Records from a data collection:
◆ ◆ ◆ ◆ ◆ ◆ ◆

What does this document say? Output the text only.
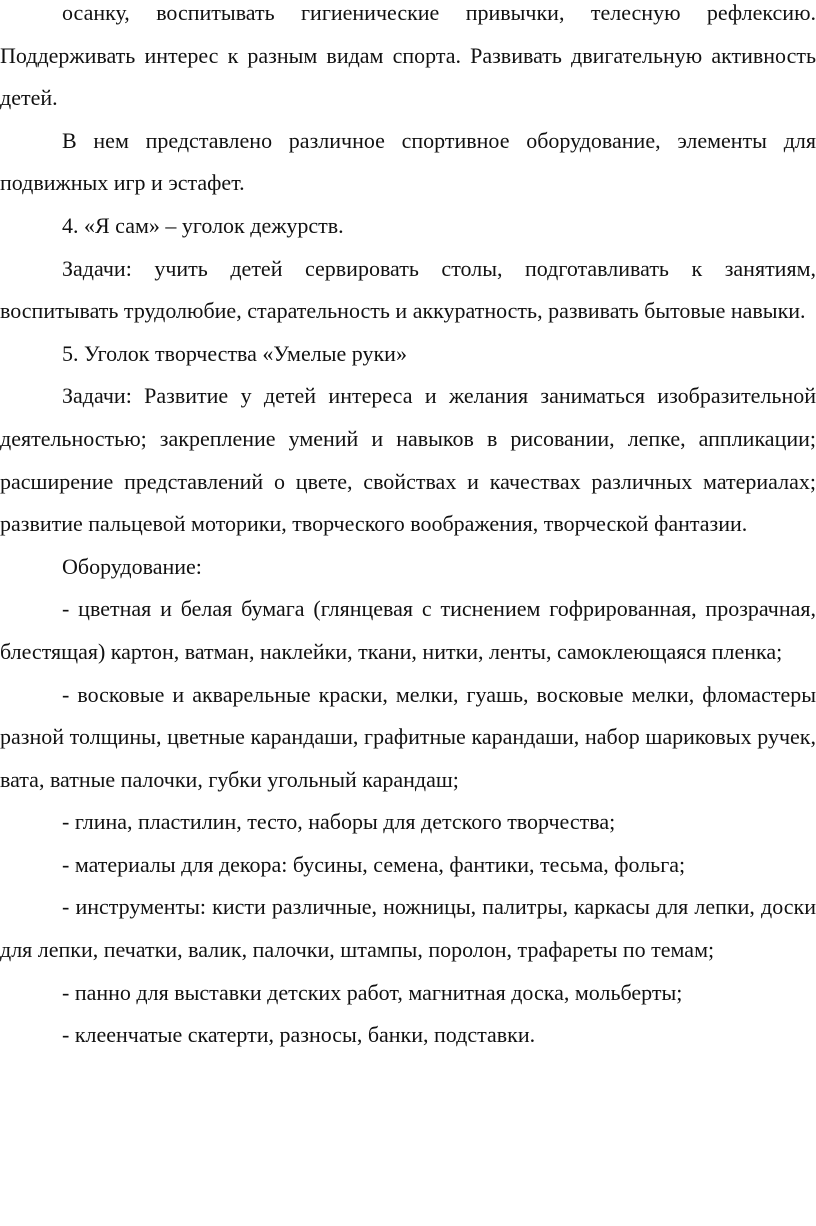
осанку, воспитывать гигиенические привычки, телесную рефлексию. Поддерживать интерес к разным видам спорта. Развивать двигательную активность детей.

В нем представлено различное спортивное оборудование, элементы для подвижных игр и эстафет.

4. «Я сам» – уголок дежурств.

Задачи: учить детей сервировать столы, подготавливать к занятиям, воспитывать трудолюбие, старательность и аккуратность, развивать бытовые навыки.

5. Уголок творчества «Умелые руки»

Задачи: Развитие у детей интереса и желания заниматься изобразительной деятельностью; закрепление умений и навыков в рисовании, лепке, аппликации; расширение представлений о цвете, свойствах и качествах различных материалах; развитие пальцевой моторики, творческого воображения, творческой фантазии.

Оборудование:

- цветная и белая бумага (глянцевая с тиснением гофрированная, прозрачная, блестящая) картон, ватман, наклейки, ткани, нитки, ленты, самоклеющаяся пленка;

- восковые и акварельные краски, мелки, гуашь, восковые мелки, фломастеры разной толщины, цветные карандаши, графитные карандаши, набор шариковых ручек, вата, ватные палочки, губки угольный карандаш;

- глина, пластилин, тесто, наборы для детского творчества;

- материалы для декора: бусины, семена, фантики, тесьма, фольга;

- инструменты: кисти различные, ножницы, палитры, каркасы для лепки, доски для лепки, печатки, валик, палочки, штампы, поролон, трафареты по темам;

- панно для выставки детских работ, магнитная доска, мольберты;

- клеенчатые скатерти, разносы, банки, подставки.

◆ ◆ ◆ ◆ ◆ ◆ ◆

TO BE DONE
Copy every line above that holds the word "воспитывать".

FULL SOLUTION
осанку, воспитывать гигиенические привычки, телесную рефлексию. Поддерживать интерес к разным видам спорта. Развивать двигательную активность детей.
Задачи: учить детей сервировать столы, подготавливать к занятиям, воспитывать трудолюбие, старательность и аккуратность, развивать бытовые навыки.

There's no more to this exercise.